[Dataset records]

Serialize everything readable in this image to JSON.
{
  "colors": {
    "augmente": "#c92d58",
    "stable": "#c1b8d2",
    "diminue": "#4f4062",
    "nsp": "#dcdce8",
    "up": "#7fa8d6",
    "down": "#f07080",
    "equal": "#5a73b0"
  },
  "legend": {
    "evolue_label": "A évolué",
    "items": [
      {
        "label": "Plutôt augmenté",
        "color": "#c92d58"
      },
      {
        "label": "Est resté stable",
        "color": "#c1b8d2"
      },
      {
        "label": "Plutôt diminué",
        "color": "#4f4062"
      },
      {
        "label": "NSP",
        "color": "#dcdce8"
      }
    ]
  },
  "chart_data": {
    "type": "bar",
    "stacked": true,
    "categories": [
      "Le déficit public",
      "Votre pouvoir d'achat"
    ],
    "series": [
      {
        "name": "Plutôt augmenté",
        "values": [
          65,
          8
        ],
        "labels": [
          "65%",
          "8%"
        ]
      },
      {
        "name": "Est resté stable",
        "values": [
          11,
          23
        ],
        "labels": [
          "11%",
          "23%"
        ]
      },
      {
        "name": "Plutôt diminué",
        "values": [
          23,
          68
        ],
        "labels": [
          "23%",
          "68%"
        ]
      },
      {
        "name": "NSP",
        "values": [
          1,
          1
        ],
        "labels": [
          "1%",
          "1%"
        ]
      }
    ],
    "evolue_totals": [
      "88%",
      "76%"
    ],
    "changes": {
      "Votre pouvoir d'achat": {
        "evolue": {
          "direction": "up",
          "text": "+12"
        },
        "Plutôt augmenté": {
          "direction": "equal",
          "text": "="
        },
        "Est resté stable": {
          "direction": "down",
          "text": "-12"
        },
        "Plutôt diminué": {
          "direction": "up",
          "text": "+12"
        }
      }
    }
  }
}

Required task
Where a line of the data holds "direction", show that line.

Output for this task
          "direction": "up",
          "direction": "equal",
          "direction": "down",
          "direction": "up",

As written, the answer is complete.